PROBLEM REQUIREMENTS: Restate the entries below word for word, omitting nothing.
┄┄┄┄┄┄┄┄┄┄┄┄┄┄┄┄┄┄┄┄
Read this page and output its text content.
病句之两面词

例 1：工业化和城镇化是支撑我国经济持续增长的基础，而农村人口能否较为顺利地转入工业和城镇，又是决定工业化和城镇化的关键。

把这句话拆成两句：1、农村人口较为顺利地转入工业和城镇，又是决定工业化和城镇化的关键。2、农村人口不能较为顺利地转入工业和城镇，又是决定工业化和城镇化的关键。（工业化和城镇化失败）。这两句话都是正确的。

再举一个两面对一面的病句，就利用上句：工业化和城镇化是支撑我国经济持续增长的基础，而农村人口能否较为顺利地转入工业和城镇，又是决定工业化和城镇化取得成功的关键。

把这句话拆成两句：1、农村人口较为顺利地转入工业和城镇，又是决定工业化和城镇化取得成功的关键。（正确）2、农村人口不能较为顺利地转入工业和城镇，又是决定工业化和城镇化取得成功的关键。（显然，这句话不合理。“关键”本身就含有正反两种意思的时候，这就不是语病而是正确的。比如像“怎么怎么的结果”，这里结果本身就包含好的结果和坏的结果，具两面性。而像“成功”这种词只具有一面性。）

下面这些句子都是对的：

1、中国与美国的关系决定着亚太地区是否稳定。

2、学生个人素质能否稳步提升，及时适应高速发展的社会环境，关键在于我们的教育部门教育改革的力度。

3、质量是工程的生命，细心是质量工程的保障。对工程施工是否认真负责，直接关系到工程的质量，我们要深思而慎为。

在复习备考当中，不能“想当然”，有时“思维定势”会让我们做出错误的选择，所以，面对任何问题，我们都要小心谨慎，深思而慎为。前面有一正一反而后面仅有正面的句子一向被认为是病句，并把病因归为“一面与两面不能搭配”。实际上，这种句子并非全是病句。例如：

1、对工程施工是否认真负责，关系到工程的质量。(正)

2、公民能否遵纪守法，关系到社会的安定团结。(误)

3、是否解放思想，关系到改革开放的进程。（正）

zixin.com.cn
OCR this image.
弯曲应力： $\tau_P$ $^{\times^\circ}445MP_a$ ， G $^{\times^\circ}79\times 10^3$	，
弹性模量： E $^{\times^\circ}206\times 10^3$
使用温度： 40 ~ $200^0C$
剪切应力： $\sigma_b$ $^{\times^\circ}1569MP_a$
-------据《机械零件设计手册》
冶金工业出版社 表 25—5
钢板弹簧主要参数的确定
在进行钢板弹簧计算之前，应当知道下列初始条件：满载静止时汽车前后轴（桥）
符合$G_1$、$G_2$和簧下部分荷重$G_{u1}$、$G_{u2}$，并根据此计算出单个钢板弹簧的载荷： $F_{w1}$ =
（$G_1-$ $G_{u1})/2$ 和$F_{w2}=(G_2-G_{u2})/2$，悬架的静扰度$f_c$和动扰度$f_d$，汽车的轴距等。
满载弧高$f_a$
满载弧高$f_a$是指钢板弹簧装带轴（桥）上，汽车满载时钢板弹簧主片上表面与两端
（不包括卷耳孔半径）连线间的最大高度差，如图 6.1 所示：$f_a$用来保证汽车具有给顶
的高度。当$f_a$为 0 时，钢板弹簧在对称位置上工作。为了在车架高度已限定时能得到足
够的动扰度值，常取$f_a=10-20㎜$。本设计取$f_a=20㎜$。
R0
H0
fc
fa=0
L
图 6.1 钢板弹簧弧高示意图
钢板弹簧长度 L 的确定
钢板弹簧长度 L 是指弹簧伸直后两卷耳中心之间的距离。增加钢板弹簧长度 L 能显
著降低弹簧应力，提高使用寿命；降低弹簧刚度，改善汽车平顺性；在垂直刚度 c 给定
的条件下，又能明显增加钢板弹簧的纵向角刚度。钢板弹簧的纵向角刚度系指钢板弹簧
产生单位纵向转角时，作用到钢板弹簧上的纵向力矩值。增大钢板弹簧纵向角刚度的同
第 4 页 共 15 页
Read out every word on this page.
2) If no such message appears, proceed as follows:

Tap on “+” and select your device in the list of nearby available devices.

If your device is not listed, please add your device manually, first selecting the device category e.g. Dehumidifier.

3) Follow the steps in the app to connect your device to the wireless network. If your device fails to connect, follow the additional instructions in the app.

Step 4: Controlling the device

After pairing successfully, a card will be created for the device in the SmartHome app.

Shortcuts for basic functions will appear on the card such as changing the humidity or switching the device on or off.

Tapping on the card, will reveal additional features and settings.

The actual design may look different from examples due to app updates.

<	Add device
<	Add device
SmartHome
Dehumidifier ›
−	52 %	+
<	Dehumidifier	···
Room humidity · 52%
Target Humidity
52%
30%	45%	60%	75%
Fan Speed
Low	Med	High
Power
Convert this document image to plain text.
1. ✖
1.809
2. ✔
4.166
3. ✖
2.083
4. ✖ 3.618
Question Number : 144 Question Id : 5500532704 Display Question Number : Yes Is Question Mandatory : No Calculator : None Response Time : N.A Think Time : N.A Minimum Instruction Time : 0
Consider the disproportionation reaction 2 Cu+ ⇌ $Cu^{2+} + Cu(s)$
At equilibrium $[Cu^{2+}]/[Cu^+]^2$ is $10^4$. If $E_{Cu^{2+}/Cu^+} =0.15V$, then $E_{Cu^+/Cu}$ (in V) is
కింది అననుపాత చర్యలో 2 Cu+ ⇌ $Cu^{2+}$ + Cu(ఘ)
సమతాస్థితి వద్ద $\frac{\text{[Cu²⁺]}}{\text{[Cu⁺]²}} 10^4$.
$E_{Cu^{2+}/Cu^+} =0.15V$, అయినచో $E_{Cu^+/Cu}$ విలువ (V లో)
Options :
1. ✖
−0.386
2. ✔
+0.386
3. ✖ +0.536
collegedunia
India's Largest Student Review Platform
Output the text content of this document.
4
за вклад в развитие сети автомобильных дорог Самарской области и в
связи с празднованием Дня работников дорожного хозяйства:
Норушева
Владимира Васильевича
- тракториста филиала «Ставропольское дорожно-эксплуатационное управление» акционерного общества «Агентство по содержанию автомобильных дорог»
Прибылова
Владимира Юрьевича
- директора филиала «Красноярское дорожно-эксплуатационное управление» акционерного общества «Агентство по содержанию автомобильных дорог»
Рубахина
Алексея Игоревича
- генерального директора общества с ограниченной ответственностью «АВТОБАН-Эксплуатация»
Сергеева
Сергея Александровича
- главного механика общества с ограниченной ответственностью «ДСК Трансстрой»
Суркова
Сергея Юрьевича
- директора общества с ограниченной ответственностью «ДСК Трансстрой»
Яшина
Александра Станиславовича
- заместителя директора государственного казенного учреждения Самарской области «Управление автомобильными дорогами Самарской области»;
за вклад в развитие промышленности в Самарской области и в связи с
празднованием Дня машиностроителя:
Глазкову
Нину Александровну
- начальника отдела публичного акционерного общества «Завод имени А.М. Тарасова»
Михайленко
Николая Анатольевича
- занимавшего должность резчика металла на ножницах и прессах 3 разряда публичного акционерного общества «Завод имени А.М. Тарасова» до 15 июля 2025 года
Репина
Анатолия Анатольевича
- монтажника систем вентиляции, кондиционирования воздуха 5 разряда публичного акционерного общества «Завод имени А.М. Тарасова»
┄┄┄┄┄┄┄┄┄┄┄┄┄┄┄┄┄┄┄┄
TASK OUTPUT:
Read this page and output its text content.
病句之两面词

例 1：工业化和城镇化是支撑我国经济持续增长的基础，而农村人口能否较为顺利地转入工业和城镇，又是决定工业化和城镇化的关键。

把这句话拆成两句：1、农村人口较为顺利地转入工业和城镇，又是决定工业化和城镇化的关键。2、农村人口不能较为顺利地转入工业和城镇，又是决定工业化和城镇化的关键。（工业化和城镇化失败）。这两句话都是正确的。

再举一个两面对一面的病句，就利用上句：工业化和城镇化是支撑我国经济持续增长的基础，而农村人口能否较为顺利地转入工业和城镇，又是决定工业化和城镇化取得成功的关键。

把这句话拆成两句：1、农村人口较为顺利地转入工业和城镇，又是决定工业化和城镇化取得成功的关键。（正确）2、农村人口不能较为顺利地转入工业和城镇，又是决定工业化和城镇化取得成功的关键。（显然，这句话不合理。“关键”本身就含有正反两种意思的时候，这就不是语病而是正确的。比如像“怎么怎么的结果”，这里结果本身就包含好的结果和坏的结果，具两面性。而像“成功”这种词只具有一面性。）

下面这些句子都是对的：

1、中国与美国的关系决定着亚太地区是否稳定。

2、学生个人素质能否稳步提升，及时适应高速发展的社会环境，关键在于我们的教育部门教育改革的力度。

3、质量是工程的生命，细心是质量工程的保障。对工程施工是否认真负责，直接关系到工程的质量，我们要深思而慎为。

在复习备考当中，不能“想当然”，有时“思维定势”会让我们做出错误的选择，所以，面对任何问题，我们都要小心谨慎，深思而慎为。前面有一正一反而后面仅有正面的句子一向被认为是病句，并把病因归为“一面与两面不能搭配”。实际上，这种句子并非全是病句。例如：

1、对工程施工是否认真负责，关系到工程的质量。(正)

2、公民能否遵纪守法，关系到社会的安定团结。(误)

3、是否解放思想，关系到改革开放的进程。（正）

zixin.com.cn
OCR this image.
弯曲应力： $\tau_P$ $^{\times^\circ}445MP_a$ ， G $^{\times^\circ}79\times 10^3$	，
弹性模量： E $^{\times^\circ}206\times 10^3$
使用温度： 40 ~ $200^0C$
剪切应力： $\sigma_b$ $^{\times^\circ}1569MP_a$
-------据《机械零件设计手册》
冶金工业出版社 表 25—5
钢板弹簧主要参数的确定
在进行钢板弹簧计算之前，应当知道下列初始条件：满载静止时汽车前后轴（桥）
符合$G_1$、$G_2$和簧下部分荷重$G_{u1}$、$G_{u2}$，并根据此计算出单个钢板弹簧的载荷： $F_{w1}$ =
（$G_1-$ $G_{u1})/2$ 和$F_{w2}=(G_2-G_{u2})/2$，悬架的静扰度$f_c$和动扰度$f_d$，汽车的轴距等。
满载弧高$f_a$
满载弧高$f_a$是指钢板弹簧装带轴（桥）上，汽车满载时钢板弹簧主片上表面与两端
（不包括卷耳孔半径）连线间的最大高度差，如图 6.1 所示：$f_a$用来保证汽车具有给顶
的高度。当$f_a$为 0 时，钢板弹簧在对称位置上工作。为了在车架高度已限定时能得到足
够的动扰度值，常取$f_a=10-20㎜$。本设计取$f_a=20㎜$。
R0
H0
fc
fa=0
L
图 6.1 钢板弹簧弧高示意图
钢板弹簧长度 L 的确定
钢板弹簧长度 L 是指弹簧伸直后两卷耳中心之间的距离。增加钢板弹簧长度 L 能显
著降低弹簧应力，提高使用寿命；降低弹簧刚度，改善汽车平顺性；在垂直刚度 c 给定
的条件下，又能明显增加钢板弹簧的纵向角刚度。钢板弹簧的纵向角刚度系指钢板弹簧
产生单位纵向转角时，作用到钢板弹簧上的纵向力矩值。增大钢板弹簧纵向角刚度的同
第 4 页 共 15 页
Read out every word on this page.
2) If no such message appears, proceed as follows:

Tap on “+” and select your device in the list of nearby available devices.

If your device is not listed, please add your device manually, first selecting the device category e.g. Dehumidifier.

3) Follow the steps in the app to connect your device to the wireless network. If your device fails to connect, follow the additional instructions in the app.

Step 4: Controlling the device

After pairing successfully, a card will be created for the device in the SmartHome app.

Shortcuts for basic functions will appear on the card such as changing the humidity or switching the device on or off.

Tapping on the card, will reveal additional features and settings.

The actual design may look different from examples due to app updates.

<	Add device
<	Add device
SmartHome
Dehumidifier ›
−	52 %	+
<	Dehumidifier	···
Room humidity · 52%
Target Humidity
52%
30%	45%	60%	75%
Fan Speed
Low	Med	High
Power
Convert this document image to plain text.
1. ✖
1.809
2. ✔
4.166
3. ✖
2.083
4. ✖ 3.618
Question Number : 144 Question Id : 5500532704 Display Question Number : Yes Is Question Mandatory : No Calculator : None Response Time : N.A Think Time : N.A Minimum Instruction Time : 0
Consider the disproportionation reaction 2 Cu+ ⇌ $Cu^{2+} + Cu(s)$
At equilibrium $[Cu^{2+}]/[Cu^+]^2$ is $10^4$. If $E_{Cu^{2+}/Cu^+} =0.15V$, then $E_{Cu^+/Cu}$ (in V) is
కింది అననుపాత చర్యలో 2 Cu+ ⇌ $Cu^{2+}$ + Cu(ఘ)
సమతాస్థితి వద్ద $\frac{\text{[Cu²⁺]}}{\text{[Cu⁺]²}} 10^4$.
$E_{Cu^{2+}/Cu^+} =0.15V$, అయినచో $E_{Cu^+/Cu}$ విలువ (V లో)
Options :
1. ✖
−0.386
2. ✔
+0.386
3. ✖ +0.536
collegedunia
India's Largest Student Review Platform
Output the text content of this document.
4
за вклад в развитие сети автомобильных дорог Самарской области и в
связи с празднованием Дня работников дорожного хозяйства:
Норушева
Владимира Васильевича
- тракториста филиала «Ставропольское дорожно-эксплуатационное управление» акционерного общества «Агентство по содержанию автомобильных дорог»
Прибылова
Владимира Юрьевича
- директора филиала «Красноярское дорожно-эксплуатационное управление» акционерного общества «Агентство по содержанию автомобильных дорог»
Рубахина
Алексея Игоревича
- генерального директора общества с ограниченной ответственностью «АВТОБАН-Эксплуатация»
Сергеева
Сергея Александровича
- главного механика общества с ограниченной ответственностью «ДСК Трансстрой»
Суркова
Сергея Юрьевича
- директора общества с ограниченной ответственностью «ДСК Трансстрой»
Яшина
Александра Станиславовича
- заместителя директора государственного казенного учреждения Самарской области «Управление автомобильными дорогами Самарской области»;
за вклад в развитие промышленности в Самарской области и в связи с
празднованием Дня машиностроителя:
Глазкову
Нину Александровну
- начальника отдела публичного акционерного общества «Завод имени А.М. Тарасова»
Михайленко
Николая Анатольевича
- занимавшего должность резчика металла на ножницах и прессах 3 разряда публичного акционерного общества «Завод имени А.М. Тарасова» до 15 июля 2025 года
Репина
Анатолия Анатольевича
- монтажника систем вентиляции, кондиционирования воздуха 5 разряда публичного акционерного общества «Завод имени А.М. Тарасова»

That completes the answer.